[Collection entries]
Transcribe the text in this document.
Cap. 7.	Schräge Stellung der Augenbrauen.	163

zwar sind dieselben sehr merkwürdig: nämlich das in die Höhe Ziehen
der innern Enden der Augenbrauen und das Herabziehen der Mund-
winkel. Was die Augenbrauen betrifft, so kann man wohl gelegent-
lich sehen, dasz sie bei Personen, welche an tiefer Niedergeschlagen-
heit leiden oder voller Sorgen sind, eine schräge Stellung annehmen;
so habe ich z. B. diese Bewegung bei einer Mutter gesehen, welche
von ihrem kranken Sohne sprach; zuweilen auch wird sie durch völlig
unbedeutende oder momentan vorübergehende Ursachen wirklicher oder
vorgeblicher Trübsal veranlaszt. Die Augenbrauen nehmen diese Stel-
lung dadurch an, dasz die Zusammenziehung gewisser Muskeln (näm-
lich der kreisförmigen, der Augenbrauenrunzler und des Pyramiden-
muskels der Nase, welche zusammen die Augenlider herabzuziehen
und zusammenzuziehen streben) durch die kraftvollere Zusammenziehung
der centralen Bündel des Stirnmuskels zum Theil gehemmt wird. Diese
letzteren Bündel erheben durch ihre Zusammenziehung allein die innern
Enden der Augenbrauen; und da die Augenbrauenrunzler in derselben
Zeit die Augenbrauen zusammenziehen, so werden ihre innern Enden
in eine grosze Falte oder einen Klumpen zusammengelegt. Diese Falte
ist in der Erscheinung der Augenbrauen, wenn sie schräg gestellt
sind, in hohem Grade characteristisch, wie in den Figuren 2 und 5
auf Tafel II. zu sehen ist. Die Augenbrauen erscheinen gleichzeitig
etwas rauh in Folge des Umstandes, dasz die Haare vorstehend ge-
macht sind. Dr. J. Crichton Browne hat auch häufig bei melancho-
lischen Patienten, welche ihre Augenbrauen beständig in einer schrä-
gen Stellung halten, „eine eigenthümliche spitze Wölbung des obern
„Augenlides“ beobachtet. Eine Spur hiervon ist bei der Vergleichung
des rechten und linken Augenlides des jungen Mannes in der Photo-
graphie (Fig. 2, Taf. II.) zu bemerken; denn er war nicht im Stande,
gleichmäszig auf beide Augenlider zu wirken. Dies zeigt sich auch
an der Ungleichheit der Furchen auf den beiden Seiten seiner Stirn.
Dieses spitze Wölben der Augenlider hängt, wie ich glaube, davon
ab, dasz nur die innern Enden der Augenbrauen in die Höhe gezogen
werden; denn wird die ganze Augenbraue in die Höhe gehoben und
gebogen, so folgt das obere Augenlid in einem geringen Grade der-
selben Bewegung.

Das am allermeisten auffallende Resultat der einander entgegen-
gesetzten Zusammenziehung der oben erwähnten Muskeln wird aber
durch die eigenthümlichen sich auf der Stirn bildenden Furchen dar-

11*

=== Goal of the exercise ===
List the lines of the entries that include "Augenlides".

=== Expected output ===
„Augenlides“ beobachtet. Eine Spur hiervon ist bei der Vergleichung
des rechten und linken Augenlides des jungen Mannes in der Photo-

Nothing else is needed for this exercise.